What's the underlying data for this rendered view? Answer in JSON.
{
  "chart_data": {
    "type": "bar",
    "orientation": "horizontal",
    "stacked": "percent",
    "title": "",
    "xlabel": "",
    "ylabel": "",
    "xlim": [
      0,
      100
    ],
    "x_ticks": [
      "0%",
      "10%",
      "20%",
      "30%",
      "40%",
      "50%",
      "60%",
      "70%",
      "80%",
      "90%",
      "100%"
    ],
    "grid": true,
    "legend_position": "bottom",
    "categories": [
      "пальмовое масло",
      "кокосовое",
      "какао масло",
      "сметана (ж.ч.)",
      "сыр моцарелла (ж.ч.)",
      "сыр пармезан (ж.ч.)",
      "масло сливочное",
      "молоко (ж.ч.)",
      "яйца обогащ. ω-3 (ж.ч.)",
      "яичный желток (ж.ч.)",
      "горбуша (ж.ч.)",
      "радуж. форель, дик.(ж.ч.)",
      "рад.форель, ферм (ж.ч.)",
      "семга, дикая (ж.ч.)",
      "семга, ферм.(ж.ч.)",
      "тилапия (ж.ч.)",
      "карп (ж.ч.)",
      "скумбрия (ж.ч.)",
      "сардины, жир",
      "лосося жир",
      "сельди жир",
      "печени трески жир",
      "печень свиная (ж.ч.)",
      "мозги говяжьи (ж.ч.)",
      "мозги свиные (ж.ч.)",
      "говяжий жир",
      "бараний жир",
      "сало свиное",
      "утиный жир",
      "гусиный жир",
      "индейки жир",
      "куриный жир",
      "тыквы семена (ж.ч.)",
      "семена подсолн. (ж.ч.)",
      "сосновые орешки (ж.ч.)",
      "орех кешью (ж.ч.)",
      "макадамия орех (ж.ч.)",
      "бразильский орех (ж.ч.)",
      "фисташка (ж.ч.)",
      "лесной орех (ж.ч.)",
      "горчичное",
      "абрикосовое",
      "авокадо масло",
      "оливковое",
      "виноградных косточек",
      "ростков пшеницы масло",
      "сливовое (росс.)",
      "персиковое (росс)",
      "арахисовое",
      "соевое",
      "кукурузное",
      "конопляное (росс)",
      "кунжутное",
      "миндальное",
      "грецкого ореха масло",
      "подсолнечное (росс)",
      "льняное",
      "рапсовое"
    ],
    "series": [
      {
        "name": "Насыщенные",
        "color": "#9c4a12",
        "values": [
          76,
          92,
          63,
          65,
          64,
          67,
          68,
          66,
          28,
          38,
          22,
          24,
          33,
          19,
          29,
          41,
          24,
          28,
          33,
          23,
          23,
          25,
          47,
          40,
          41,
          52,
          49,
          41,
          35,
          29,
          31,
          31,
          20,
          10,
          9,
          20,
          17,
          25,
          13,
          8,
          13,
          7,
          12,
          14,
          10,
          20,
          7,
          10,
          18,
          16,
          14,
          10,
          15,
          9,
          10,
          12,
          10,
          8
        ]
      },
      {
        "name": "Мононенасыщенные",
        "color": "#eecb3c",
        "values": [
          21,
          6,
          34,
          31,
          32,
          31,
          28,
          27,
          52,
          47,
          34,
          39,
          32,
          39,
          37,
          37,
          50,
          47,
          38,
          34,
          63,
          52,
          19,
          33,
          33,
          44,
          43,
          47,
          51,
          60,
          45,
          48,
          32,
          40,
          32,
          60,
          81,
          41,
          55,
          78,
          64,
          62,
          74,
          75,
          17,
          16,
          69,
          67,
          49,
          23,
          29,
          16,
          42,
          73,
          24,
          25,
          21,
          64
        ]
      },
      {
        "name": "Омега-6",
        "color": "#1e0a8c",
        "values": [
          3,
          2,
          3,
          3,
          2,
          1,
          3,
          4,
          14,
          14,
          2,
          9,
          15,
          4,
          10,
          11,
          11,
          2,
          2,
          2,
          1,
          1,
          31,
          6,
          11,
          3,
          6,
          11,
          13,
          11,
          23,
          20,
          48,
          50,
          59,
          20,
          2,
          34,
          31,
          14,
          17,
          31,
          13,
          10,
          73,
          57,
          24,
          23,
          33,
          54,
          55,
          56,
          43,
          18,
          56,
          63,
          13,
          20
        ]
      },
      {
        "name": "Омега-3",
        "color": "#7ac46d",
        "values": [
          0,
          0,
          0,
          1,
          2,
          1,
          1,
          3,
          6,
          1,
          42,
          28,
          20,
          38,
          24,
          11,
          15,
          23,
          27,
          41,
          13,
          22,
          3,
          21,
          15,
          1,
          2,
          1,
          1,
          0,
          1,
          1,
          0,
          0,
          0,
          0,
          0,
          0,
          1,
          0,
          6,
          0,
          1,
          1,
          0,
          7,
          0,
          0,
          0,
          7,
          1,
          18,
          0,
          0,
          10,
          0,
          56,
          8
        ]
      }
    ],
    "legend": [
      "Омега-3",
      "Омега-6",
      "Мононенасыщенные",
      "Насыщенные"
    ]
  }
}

=====

Lines containing the string "Мононенасыщенные" are to be selected and copied.

        "name": "Мононенасыщенные",
      "Мононенасыщенные",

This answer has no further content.